** Dataset extract **
————————

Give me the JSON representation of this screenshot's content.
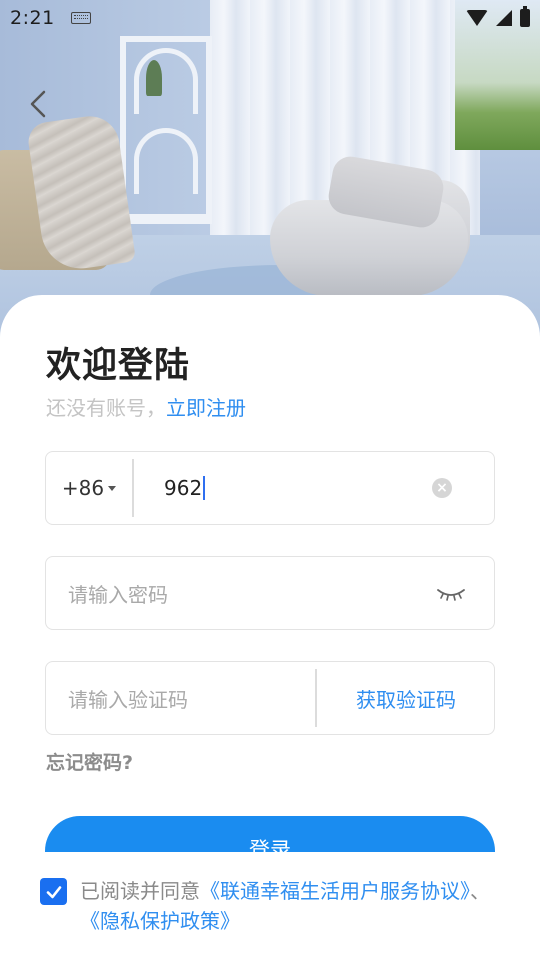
{
  "status_bar": {
    "time": "2:21",
    "icons": [
      "keyboard-icon",
      "wifi-icon",
      "signal-icon",
      "battery-icon"
    ]
  },
  "header": {
    "back_icon": "chevron-left-icon"
  },
  "login": {
    "title": "欢迎登陆",
    "subtitle_prefix": "还没有账号，",
    "register_link": "立即注册",
    "phone": {
      "country_code": "+86",
      "value": "962",
      "clear_icon": "clear-icon"
    },
    "password": {
      "placeholder": "请输入密码",
      "visibility_icon": "eye-closed-icon"
    },
    "verification": {
      "placeholder": "请输入验证码",
      "get_code_label": "获取验证码"
    },
    "forgot_label": "忘记密码?",
    "login_button": "登录",
    "agreement": {
      "checked": true,
      "prefix": "已阅读并同意",
      "terms": "《联通幸福生活用户服务协议》",
      "separator": "、",
      "privacy": "《隐私保护政策》"
    }
  },
  "colors": {
    "accent": "#1a8cf0",
    "link": "#2f8ef0",
    "title": "#222222",
    "muted": "#a9a9a9"
  }
}
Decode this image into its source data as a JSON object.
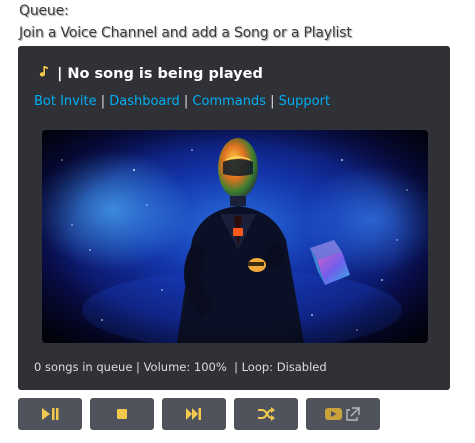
{
  "queue": {
    "title": "Queue:",
    "message": "Join a Voice Channel and add a Song or a Playlist"
  },
  "embed": {
    "title": "| No song is being played",
    "title_icon": "music-note-icon",
    "links": [
      {
        "label": "Bot Invite"
      },
      {
        "label": "Dashboard"
      },
      {
        "label": "Commands"
      },
      {
        "label": "Support"
      }
    ],
    "separator": " | ",
    "footer": "0 songs in queue | Volume: 100%  | Loop: Disabled"
  },
  "controls": [
    {
      "name": "play-pause-button",
      "icon": "play-pause-icon"
    },
    {
      "name": "stop-button",
      "icon": "stop-icon"
    },
    {
      "name": "skip-button",
      "icon": "skip-icon"
    },
    {
      "name": "shuffle-button",
      "icon": "shuffle-icon"
    },
    {
      "name": "youtube-link-button",
      "icon": "youtube-icon"
    }
  ],
  "colors": {
    "embed_bg": "#2f3136",
    "link": "#00aff4",
    "button_bg": "#4f545c",
    "icon": "#f2c94c",
    "text": "#dcddde"
  }
}
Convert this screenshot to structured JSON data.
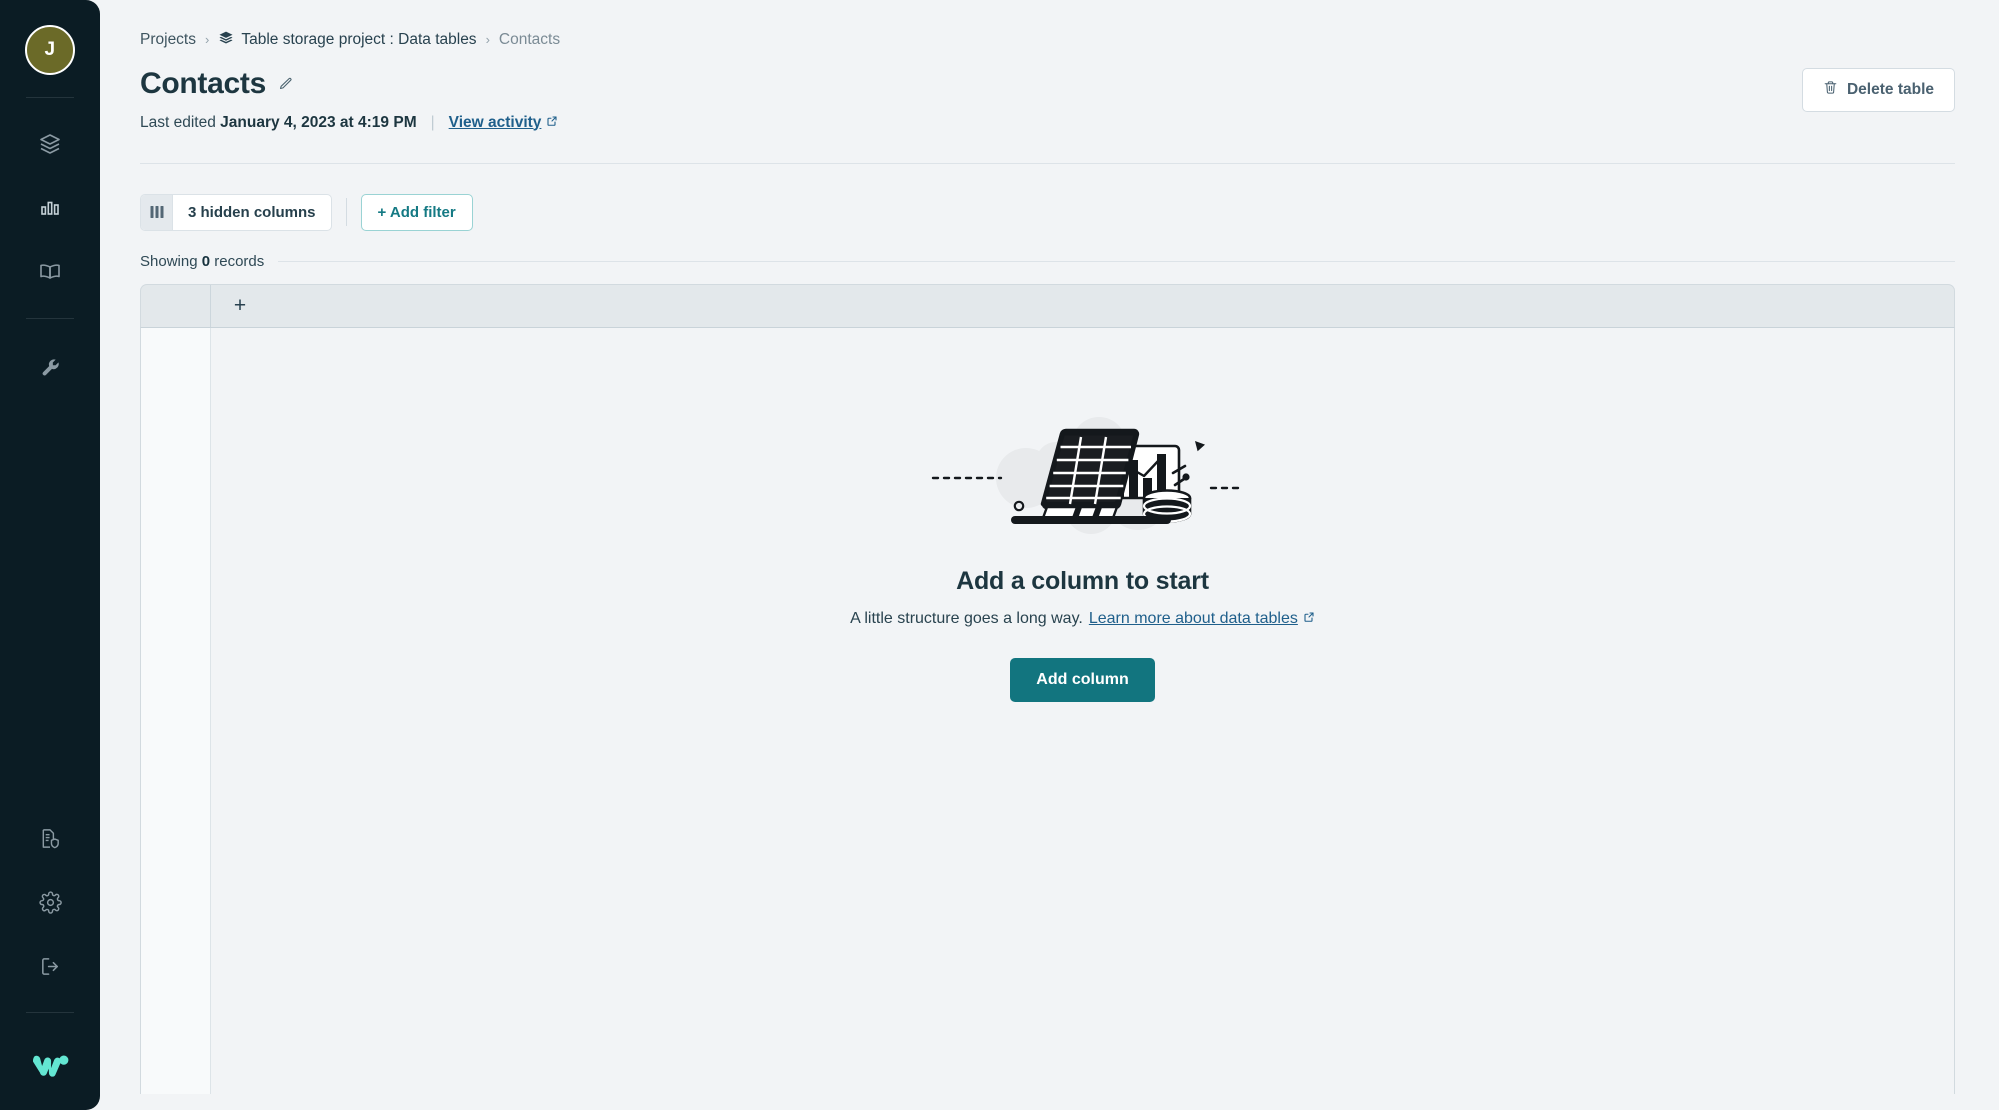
{
  "sidebar": {
    "avatar_initial": "J",
    "nav_items": [
      {
        "name": "data-tables",
        "icon": "layers-icon"
      },
      {
        "name": "analytics",
        "icon": "bar-chart-icon",
        "active": true
      },
      {
        "name": "docs",
        "icon": "book-icon"
      }
    ],
    "tools_items": [
      {
        "name": "tools",
        "icon": "wrench-icon"
      }
    ],
    "bottom_items": [
      {
        "name": "reports",
        "icon": "document-shield-icon"
      },
      {
        "name": "settings",
        "icon": "gear-icon"
      },
      {
        "name": "logout",
        "icon": "logout-icon"
      }
    ],
    "logo_name": "brand-logo"
  },
  "breadcrumb": {
    "projects": "Projects",
    "project": "Table storage project : Data tables",
    "current": "Contacts",
    "separator": "›"
  },
  "header": {
    "title": "Contacts",
    "last_edited_prefix": "Last edited",
    "last_edited_date": "January 4, 2023 at 4:19 PM",
    "view_activity": "View activity",
    "delete_table": "Delete table"
  },
  "toolbar": {
    "hidden_columns": "3 hidden columns",
    "add_filter": "+ Add filter"
  },
  "records": {
    "showing_prefix": "Showing",
    "count": "0",
    "showing_suffix": "records"
  },
  "table": {
    "add_column_plus": "+"
  },
  "empty_state": {
    "title": "Add a column to start",
    "subtitle": "A little structure goes a long way.",
    "link": "Learn more about data tables",
    "button": "Add column"
  },
  "colors": {
    "sidebar_bg": "#0b1c24",
    "page_bg": "#f2f4f6",
    "accent_teal": "#12757f",
    "link_blue": "#1f5f8b",
    "logo_teal": "#63e6d2",
    "avatar_olive": "#6b6a28",
    "title_ink": "#1d3640"
  }
}
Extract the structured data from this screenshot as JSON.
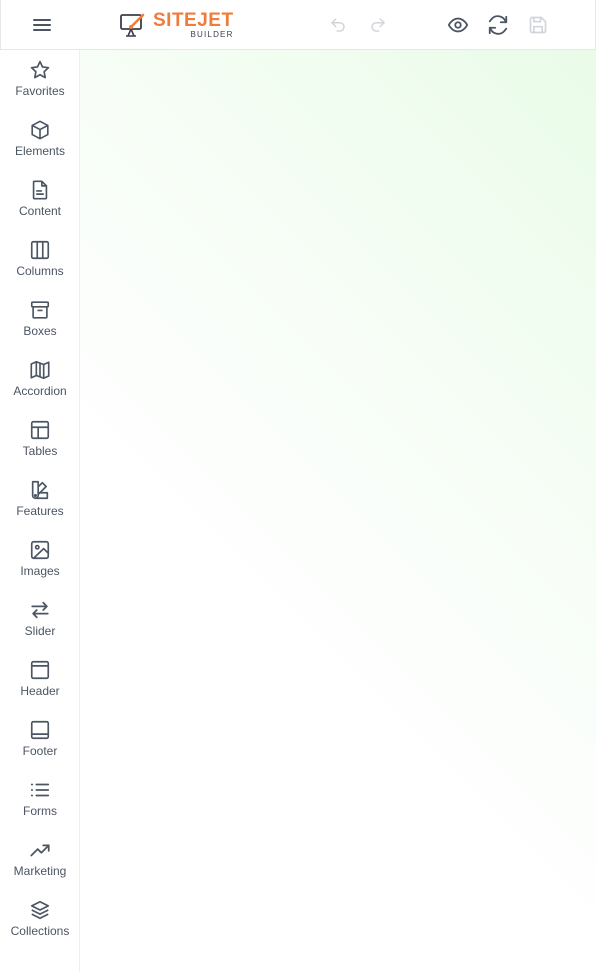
{
  "app": {
    "logo_main": "SITEJET",
    "logo_sub": "BUILDER",
    "brand_color": "#f07c3c"
  },
  "toolbar": {
    "menu_icon": "hamburger-icon",
    "undo_icon": "undo-icon",
    "redo_icon": "redo-icon",
    "preview_icon": "eye-icon",
    "refresh_icon": "refresh-icon",
    "save_icon": "save-icon"
  },
  "sidebar": {
    "items": [
      {
        "label": "Favorites",
        "icon": "star-icon"
      },
      {
        "label": "Elements",
        "icon": "cube-icon"
      },
      {
        "label": "Content",
        "icon": "document-icon"
      },
      {
        "label": "Columns",
        "icon": "columns-icon"
      },
      {
        "label": "Boxes",
        "icon": "archive-box-icon"
      },
      {
        "label": "Accordion",
        "icon": "map-fold-icon"
      },
      {
        "label": "Tables",
        "icon": "table-layout-icon"
      },
      {
        "label": "Features",
        "icon": "swatch-icon"
      },
      {
        "label": "Images",
        "icon": "image-icon"
      },
      {
        "label": "Slider",
        "icon": "arrows-exchange-icon"
      },
      {
        "label": "Header",
        "icon": "header-layout-icon"
      },
      {
        "label": "Footer",
        "icon": "footer-layout-icon"
      },
      {
        "label": "Forms",
        "icon": "list-lines-icon"
      },
      {
        "label": "Marketing",
        "icon": "trending-up-icon"
      },
      {
        "label": "Collections",
        "icon": "stack-layers-icon"
      }
    ]
  },
  "colors": {
    "icon": "#4b5563",
    "icon_disabled": "#d1d5db",
    "canvas_tint": "#e9fce8"
  }
}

————————

Pictures in the records above are left out; print everything else exactly as written.

** Exercise response **
Give me the JSON representation of this screenshot's content.
{
  "status_bar": {
    "time": "2:21",
    "icons": [
      "keyboard-icon",
      "wifi-icon",
      "signal-icon",
      "battery-icon"
    ]
  },
  "header": {
    "back_icon": "chevron-left-icon"
  },
  "login": {
    "title": "欢迎登陆",
    "subtitle_prefix": "还没有账号，",
    "register_link": "立即注册",
    "phone": {
      "country_code": "+86",
      "value": "962",
      "clear_icon": "clear-icon"
    },
    "password": {
      "placeholder": "请输入密码",
      "visibility_icon": "eye-closed-icon"
    },
    "verification": {
      "placeholder": "请输入验证码",
      "get_code_label": "获取验证码"
    },
    "forgot_label": "忘记密码?",
    "login_button": "登录",
    "agreement": {
      "checked": true,
      "prefix": "已阅读并同意",
      "terms": "《联通幸福生活用户服务协议》",
      "separator": "、",
      "privacy": "《隐私保护政策》"
    }
  },
  "colors": {
    "accent": "#1a8cf0",
    "link": "#2f8ef0",
    "title": "#222222",
    "muted": "#a9a9a9"
  }
}
Decode this image into its source data as a JSON object.
{
  "queue": {
    "title": "Queue:",
    "message": "Join a Voice Channel and add a Song or a Playlist"
  },
  "embed": {
    "title": "| No song is being played",
    "title_icon": "music-note-icon",
    "links": [
      {
        "label": "Bot Invite"
      },
      {
        "label": "Dashboard"
      },
      {
        "label": "Commands"
      },
      {
        "label": "Support"
      }
    ],
    "separator": " | ",
    "footer": "0 songs in queue | Volume: 100%  | Loop: Disabled"
  },
  "controls": [
    {
      "name": "play-pause-button",
      "icon": "play-pause-icon"
    },
    {
      "name": "stop-button",
      "icon": "stop-icon"
    },
    {
      "name": "skip-button",
      "icon": "skip-icon"
    },
    {
      "name": "shuffle-button",
      "icon": "shuffle-icon"
    },
    {
      "name": "youtube-link-button",
      "icon": "youtube-icon"
    }
  ],
  "colors": {
    "embed_bg": "#2f3136",
    "link": "#00aff4",
    "button_bg": "#4f545c",
    "icon": "#f2c94c",
    "text": "#dcddde"
  }
}
Convert this screenshot to structured JSON data.
{
  "sidebar": {
    "avatar_initial": "J",
    "nav_items": [
      {
        "name": "data-tables",
        "icon": "layers-icon"
      },
      {
        "name": "analytics",
        "icon": "bar-chart-icon",
        "active": true
      },
      {
        "name": "docs",
        "icon": "book-icon"
      }
    ],
    "tools_items": [
      {
        "name": "tools",
        "icon": "wrench-icon"
      }
    ],
    "bottom_items": [
      {
        "name": "reports",
        "icon": "document-shield-icon"
      },
      {
        "name": "settings",
        "icon": "gear-icon"
      },
      {
        "name": "logout",
        "icon": "logout-icon"
      }
    ],
    "logo_name": "brand-logo"
  },
  "breadcrumb": {
    "projects": "Projects",
    "project": "Table storage project : Data tables",
    "current": "Contacts",
    "separator": "›"
  },
  "header": {
    "title": "Contacts",
    "last_edited_prefix": "Last edited",
    "last_edited_date": "January 4, 2023 at 4:19 PM",
    "view_activity": "View activity",
    "delete_table": "Delete table"
  },
  "toolbar": {
    "hidden_columns": "3 hidden columns",
    "add_filter": "+ Add filter"
  },
  "records": {
    "showing_prefix": "Showing",
    "count": "0",
    "showing_suffix": "records"
  },
  "table": {
    "add_column_plus": "+"
  },
  "empty_state": {
    "title": "Add a column to start",
    "subtitle": "A little structure goes a long way.",
    "link": "Learn more about data tables",
    "button": "Add column"
  },
  "colors": {
    "sidebar_bg": "#0b1c24",
    "page_bg": "#f2f4f6",
    "accent_teal": "#12757f",
    "link_blue": "#1f5f8b",
    "logo_teal": "#63e6d2",
    "avatar_olive": "#6b6a28",
    "title_ink": "#1d3640"
  }
}
Extract the structured data from this screenshot as JSON.
{
  "app": {
    "logo_main": "SITEJET",
    "logo_sub": "BUILDER",
    "brand_color": "#f07c3c"
  },
  "toolbar": {
    "menu_icon": "hamburger-icon",
    "undo_icon": "undo-icon",
    "redo_icon": "redo-icon",
    "preview_icon": "eye-icon",
    "refresh_icon": "refresh-icon",
    "save_icon": "save-icon"
  },
  "sidebar": {
    "items": [
      {
        "label": "Favorites",
        "icon": "star-icon"
      },
      {
        "label": "Elements",
        "icon": "cube-icon"
      },
      {
        "label": "Content",
        "icon": "document-icon"
      },
      {
        "label": "Columns",
        "icon": "columns-icon"
      },
      {
        "label": "Boxes",
        "icon": "archive-box-icon"
      },
      {
        "label": "Accordion",
        "icon": "map-fold-icon"
      },
      {
        "label": "Tables",
        "icon": "table-layout-icon"
      },
      {
        "label": "Features",
        "icon": "swatch-icon"
      },
      {
        "label": "Images",
        "icon": "image-icon"
      },
      {
        "label": "Slider",
        "icon": "arrows-exchange-icon"
      },
      {
        "label": "Header",
        "icon": "header-layout-icon"
      },
      {
        "label": "Footer",
        "icon": "footer-layout-icon"
      },
      {
        "label": "Forms",
        "icon": "list-lines-icon"
      },
      {
        "label": "Marketing",
        "icon": "trending-up-icon"
      },
      {
        "label": "Collections",
        "icon": "stack-layers-icon"
      }
    ]
  },
  "colors": {
    "icon": "#4b5563",
    "icon_disabled": "#d1d5db",
    "canvas_tint": "#e9fce8"
  }
}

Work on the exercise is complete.